(Recorded data)
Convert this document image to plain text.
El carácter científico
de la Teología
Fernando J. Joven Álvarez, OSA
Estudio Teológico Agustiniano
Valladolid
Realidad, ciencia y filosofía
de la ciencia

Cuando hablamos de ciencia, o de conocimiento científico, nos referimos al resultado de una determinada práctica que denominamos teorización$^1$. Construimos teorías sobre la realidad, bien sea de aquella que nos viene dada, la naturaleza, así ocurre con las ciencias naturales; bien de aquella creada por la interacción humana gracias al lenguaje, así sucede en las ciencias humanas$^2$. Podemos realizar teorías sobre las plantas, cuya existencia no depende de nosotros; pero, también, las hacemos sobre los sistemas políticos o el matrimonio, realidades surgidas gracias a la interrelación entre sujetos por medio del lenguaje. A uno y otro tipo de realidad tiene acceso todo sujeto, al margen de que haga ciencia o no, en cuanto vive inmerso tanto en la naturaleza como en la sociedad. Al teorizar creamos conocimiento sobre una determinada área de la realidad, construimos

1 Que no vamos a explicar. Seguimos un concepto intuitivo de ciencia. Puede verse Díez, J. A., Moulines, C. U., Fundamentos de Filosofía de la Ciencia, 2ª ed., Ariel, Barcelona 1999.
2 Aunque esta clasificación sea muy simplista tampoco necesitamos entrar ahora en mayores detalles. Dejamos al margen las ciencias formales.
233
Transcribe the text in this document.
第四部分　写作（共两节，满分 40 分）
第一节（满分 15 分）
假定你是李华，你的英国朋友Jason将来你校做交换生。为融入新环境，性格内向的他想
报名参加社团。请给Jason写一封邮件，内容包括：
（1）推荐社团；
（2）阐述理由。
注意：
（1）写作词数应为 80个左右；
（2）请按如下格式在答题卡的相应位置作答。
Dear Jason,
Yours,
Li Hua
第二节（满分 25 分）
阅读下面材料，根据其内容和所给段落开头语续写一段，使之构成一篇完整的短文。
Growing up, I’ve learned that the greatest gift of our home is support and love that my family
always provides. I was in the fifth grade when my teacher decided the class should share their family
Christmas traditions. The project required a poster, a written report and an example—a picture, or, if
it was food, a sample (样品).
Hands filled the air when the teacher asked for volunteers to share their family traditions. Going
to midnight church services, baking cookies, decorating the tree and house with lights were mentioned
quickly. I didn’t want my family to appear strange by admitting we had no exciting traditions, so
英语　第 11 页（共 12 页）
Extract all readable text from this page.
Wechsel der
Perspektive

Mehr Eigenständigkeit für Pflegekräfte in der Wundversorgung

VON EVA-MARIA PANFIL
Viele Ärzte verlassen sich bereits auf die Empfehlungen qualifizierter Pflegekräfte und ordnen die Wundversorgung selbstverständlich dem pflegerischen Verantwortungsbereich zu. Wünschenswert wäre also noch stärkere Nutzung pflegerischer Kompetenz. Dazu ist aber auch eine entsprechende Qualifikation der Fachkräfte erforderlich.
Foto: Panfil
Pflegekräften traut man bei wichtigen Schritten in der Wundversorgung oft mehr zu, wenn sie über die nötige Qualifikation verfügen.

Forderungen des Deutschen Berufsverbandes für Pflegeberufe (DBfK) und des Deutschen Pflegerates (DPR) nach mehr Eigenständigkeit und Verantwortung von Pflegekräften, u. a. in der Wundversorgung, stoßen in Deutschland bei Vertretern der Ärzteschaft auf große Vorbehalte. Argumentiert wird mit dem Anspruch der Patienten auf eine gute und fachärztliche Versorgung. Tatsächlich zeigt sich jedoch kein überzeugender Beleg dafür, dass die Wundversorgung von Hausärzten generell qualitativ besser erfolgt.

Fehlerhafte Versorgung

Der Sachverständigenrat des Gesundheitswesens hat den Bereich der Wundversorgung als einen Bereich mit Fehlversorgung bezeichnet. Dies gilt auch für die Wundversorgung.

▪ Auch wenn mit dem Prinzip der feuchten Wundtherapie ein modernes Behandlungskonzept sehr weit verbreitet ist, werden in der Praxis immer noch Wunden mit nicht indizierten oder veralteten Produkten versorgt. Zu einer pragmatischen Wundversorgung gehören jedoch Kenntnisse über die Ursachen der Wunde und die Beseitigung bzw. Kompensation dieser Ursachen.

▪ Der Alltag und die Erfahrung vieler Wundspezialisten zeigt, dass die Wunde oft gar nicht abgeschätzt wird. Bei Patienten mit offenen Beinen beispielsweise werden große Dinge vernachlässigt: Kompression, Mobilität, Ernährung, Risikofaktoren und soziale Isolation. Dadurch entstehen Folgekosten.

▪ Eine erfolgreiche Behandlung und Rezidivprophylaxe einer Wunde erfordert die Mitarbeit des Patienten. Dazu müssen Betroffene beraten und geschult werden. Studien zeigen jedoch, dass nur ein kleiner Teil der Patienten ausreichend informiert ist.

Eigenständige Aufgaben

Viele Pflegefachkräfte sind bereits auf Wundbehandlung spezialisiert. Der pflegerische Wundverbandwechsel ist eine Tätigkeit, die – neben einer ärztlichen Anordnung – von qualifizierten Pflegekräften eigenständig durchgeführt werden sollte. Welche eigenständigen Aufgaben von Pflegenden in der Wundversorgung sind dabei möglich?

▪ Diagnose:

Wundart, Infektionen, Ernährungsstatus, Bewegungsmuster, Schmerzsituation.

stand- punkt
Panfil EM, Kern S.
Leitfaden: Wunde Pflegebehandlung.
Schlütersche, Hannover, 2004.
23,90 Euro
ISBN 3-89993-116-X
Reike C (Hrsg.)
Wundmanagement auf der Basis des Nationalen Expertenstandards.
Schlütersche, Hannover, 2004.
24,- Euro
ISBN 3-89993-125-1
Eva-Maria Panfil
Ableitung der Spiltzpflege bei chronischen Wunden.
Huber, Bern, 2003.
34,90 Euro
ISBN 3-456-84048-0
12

* **Stated task**
Of the lines in this material, state how many hold the string "ISBN". Write no other words.

* **Expected answer**
3